> WORK INSTRUCTIONS: Check each line below for the word "JSON", and copy those that have it.

==== THE INPUT

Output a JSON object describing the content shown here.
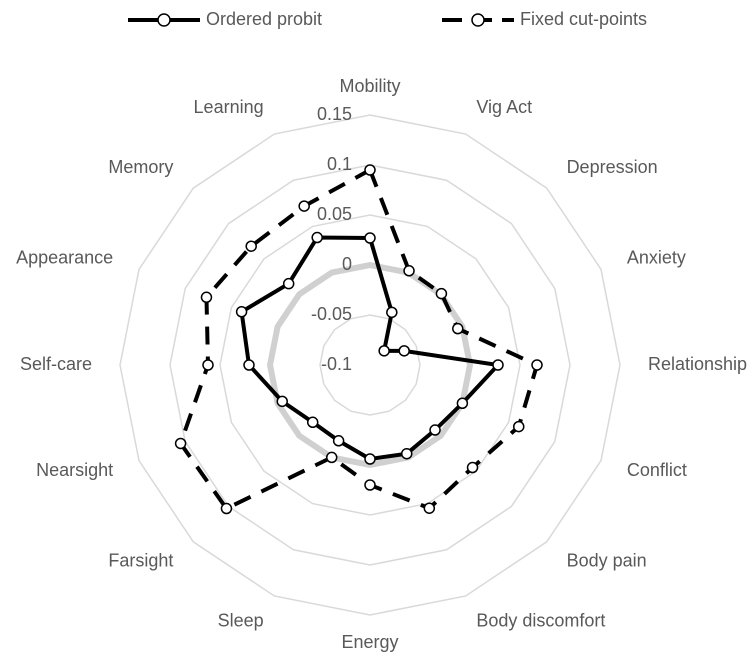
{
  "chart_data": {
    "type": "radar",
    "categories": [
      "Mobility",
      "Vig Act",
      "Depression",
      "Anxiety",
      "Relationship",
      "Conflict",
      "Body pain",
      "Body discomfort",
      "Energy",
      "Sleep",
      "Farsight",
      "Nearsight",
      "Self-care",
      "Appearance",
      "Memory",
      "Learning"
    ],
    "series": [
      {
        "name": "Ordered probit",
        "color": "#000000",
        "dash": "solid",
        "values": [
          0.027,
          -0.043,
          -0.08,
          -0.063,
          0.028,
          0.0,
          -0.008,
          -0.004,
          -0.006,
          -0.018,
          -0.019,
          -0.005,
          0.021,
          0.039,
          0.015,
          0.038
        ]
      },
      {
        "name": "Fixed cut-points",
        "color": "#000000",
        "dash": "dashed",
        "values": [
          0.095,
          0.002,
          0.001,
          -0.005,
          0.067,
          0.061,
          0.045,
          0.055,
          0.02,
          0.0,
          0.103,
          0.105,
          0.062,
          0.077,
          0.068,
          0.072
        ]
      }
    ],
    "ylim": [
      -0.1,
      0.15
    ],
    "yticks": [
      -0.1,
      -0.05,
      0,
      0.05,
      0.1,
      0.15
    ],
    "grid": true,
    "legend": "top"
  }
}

========
==== THE INPUT

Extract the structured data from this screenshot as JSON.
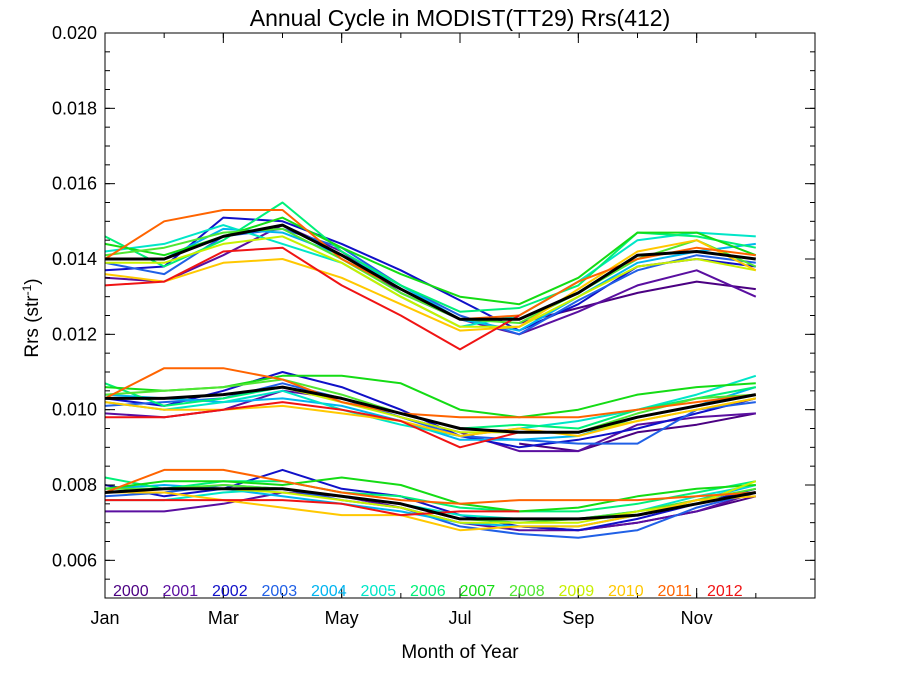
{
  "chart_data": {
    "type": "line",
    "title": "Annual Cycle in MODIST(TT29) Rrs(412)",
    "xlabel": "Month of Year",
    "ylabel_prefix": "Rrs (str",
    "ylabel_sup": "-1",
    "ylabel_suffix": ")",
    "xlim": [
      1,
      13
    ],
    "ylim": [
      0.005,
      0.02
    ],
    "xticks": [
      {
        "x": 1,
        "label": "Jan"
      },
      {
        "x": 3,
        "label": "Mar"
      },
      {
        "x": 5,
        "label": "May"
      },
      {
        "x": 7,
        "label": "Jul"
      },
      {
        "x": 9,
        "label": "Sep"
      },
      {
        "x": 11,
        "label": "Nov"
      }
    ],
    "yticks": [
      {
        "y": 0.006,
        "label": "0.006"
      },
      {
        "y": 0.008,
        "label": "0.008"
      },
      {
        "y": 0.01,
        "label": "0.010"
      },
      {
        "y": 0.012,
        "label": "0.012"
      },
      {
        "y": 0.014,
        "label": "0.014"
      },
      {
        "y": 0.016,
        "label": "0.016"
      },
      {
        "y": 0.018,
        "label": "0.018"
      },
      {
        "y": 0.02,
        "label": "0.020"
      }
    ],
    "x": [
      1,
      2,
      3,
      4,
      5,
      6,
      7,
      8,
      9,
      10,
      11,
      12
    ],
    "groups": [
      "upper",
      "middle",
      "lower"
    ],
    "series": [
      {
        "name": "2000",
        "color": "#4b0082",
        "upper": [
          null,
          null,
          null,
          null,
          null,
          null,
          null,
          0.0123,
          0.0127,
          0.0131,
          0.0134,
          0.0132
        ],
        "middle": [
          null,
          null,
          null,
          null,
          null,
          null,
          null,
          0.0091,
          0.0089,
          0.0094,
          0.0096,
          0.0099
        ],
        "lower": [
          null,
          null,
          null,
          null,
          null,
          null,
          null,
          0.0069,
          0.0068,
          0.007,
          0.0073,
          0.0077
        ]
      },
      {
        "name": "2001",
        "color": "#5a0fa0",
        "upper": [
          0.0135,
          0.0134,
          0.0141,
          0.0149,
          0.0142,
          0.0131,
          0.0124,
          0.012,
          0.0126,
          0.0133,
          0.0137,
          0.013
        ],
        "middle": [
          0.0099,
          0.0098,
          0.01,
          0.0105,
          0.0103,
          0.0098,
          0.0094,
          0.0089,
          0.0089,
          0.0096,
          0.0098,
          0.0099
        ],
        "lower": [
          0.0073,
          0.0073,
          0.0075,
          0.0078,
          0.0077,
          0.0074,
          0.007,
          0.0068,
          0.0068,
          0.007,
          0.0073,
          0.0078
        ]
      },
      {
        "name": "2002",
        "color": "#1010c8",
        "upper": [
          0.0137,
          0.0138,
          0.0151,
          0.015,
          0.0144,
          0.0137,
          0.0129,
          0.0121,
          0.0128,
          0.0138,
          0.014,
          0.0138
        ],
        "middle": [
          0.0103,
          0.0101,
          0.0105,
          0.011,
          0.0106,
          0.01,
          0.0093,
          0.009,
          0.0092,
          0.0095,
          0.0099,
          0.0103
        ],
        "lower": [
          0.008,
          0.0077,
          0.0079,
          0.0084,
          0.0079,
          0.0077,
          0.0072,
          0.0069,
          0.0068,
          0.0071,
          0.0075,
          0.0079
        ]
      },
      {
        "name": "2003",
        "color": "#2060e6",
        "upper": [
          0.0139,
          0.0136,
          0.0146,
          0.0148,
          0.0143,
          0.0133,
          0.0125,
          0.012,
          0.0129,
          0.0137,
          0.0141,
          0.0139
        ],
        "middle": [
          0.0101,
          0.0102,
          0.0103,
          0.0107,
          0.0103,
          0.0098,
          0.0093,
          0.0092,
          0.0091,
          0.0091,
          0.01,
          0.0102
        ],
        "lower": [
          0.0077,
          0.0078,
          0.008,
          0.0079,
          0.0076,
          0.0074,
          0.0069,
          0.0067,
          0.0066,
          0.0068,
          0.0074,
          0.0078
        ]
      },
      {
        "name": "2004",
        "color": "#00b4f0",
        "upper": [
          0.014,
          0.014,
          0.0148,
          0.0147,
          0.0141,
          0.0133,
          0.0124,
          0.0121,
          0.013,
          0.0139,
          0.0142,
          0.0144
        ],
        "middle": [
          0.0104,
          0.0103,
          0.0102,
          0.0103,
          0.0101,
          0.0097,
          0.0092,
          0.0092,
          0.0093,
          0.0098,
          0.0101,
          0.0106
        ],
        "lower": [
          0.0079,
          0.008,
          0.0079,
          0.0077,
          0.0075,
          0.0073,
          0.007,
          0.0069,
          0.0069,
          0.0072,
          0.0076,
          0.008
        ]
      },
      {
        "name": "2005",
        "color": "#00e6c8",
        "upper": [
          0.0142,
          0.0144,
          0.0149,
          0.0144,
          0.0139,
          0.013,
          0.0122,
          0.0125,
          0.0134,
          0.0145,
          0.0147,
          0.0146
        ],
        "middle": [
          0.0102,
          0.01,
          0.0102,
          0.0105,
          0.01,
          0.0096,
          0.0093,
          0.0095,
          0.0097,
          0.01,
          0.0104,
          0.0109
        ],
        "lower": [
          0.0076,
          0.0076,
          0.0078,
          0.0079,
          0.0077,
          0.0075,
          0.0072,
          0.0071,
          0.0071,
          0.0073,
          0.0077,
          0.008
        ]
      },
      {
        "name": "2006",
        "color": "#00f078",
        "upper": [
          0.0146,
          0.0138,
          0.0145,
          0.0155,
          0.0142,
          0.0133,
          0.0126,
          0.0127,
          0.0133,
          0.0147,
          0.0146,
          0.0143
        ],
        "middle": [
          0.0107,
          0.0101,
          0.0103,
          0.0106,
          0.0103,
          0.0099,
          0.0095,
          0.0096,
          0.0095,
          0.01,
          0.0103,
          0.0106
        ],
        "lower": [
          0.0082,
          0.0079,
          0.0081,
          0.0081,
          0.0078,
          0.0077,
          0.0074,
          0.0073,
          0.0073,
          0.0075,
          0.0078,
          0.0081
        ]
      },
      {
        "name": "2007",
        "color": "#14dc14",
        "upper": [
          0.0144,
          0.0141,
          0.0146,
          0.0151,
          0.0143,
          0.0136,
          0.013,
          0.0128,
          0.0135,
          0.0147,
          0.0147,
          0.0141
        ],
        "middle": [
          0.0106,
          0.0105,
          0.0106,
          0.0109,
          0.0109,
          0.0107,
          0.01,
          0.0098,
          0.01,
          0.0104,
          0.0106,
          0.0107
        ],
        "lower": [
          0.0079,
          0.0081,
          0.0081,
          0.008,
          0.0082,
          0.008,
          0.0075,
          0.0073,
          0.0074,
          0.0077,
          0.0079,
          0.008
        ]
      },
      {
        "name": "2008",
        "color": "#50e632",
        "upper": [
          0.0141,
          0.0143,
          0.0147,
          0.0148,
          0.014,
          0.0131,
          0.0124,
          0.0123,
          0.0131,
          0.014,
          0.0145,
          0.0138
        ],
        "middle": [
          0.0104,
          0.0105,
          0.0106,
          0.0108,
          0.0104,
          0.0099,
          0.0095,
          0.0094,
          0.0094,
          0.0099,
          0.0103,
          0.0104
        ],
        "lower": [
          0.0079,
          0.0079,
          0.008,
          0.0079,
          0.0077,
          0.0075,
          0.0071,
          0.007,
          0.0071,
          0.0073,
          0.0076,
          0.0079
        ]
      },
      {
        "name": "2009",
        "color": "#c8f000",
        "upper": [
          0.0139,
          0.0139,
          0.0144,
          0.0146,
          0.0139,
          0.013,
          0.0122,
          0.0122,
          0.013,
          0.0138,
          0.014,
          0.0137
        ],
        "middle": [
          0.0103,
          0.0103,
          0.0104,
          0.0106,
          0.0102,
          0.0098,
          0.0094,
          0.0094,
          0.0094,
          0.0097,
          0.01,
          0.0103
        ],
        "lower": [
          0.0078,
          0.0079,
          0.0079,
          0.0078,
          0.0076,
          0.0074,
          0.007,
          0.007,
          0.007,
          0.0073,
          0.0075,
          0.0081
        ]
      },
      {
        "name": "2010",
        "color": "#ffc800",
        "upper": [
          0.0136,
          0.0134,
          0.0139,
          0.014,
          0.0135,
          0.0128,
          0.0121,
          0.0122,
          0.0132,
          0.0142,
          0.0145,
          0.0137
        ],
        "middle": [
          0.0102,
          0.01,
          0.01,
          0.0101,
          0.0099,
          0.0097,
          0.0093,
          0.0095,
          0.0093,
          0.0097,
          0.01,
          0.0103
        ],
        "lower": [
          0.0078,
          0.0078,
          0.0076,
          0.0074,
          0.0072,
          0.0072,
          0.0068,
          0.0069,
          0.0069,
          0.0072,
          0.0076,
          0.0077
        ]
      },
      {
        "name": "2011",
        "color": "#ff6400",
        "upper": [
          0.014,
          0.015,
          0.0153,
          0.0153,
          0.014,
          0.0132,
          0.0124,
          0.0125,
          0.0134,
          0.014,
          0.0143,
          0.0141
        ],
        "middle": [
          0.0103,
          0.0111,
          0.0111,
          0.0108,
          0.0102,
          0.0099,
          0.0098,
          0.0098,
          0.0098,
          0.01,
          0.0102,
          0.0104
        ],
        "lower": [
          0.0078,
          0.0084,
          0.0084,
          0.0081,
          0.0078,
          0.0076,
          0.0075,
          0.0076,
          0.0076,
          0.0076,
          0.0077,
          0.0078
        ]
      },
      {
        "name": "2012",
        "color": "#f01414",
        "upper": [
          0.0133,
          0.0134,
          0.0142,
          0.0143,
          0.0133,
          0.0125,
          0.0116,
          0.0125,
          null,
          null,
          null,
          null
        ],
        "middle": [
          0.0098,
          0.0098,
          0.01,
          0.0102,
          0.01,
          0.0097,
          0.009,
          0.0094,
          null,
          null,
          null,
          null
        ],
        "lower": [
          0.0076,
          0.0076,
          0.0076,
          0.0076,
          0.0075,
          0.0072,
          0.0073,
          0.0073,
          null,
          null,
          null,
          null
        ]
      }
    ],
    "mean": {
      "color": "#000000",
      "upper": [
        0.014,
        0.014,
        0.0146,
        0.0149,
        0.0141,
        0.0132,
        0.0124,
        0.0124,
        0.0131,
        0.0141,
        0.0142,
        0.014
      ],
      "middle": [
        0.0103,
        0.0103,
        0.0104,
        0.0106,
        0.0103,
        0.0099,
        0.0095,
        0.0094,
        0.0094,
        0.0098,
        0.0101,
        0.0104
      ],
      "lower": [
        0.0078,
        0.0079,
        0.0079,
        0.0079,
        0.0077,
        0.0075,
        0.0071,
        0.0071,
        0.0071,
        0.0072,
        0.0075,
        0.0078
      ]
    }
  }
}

========

> OUTPUT OF THE TASK:
Output a JSON object describing the content shown here.
Extract the structured data from this screenshot as JSON.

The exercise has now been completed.